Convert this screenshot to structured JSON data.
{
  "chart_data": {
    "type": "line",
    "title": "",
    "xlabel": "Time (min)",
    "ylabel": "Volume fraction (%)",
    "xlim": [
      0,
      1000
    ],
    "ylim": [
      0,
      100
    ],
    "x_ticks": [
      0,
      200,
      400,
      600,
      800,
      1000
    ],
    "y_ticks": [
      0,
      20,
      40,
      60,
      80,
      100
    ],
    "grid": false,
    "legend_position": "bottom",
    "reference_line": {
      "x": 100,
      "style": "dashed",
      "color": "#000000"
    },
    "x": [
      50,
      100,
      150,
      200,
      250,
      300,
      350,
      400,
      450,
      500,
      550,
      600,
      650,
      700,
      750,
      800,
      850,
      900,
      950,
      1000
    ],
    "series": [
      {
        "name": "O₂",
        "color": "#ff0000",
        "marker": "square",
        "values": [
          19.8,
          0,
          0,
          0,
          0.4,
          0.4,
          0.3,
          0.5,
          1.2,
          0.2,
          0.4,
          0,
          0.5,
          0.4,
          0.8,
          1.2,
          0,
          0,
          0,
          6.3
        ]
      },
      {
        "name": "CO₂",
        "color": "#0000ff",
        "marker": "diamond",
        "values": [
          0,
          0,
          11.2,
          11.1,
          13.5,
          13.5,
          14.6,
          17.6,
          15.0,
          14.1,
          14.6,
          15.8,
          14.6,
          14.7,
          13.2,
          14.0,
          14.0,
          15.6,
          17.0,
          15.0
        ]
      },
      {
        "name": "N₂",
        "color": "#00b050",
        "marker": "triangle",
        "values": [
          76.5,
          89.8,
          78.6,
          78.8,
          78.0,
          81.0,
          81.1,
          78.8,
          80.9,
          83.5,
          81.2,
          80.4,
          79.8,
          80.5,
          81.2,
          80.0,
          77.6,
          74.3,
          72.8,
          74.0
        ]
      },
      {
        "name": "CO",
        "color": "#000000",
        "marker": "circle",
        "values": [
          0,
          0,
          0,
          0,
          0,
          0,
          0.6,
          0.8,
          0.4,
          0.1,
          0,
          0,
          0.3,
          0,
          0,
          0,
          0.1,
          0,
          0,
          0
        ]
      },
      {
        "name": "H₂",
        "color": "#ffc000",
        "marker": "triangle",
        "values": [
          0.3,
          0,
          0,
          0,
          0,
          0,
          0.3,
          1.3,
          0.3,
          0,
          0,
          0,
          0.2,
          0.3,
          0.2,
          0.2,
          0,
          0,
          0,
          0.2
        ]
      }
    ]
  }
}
◇ ◇ ◇ ◇ ◇
WHAT THE TASK REQUIRES: Collect, from the material above, every line containing the word "name".

FULL SOLUTION:
        "name": "O₂",
        "name": "CO₂",
        "name": "N₂",
        "name": "CO",
        "name": "H₂",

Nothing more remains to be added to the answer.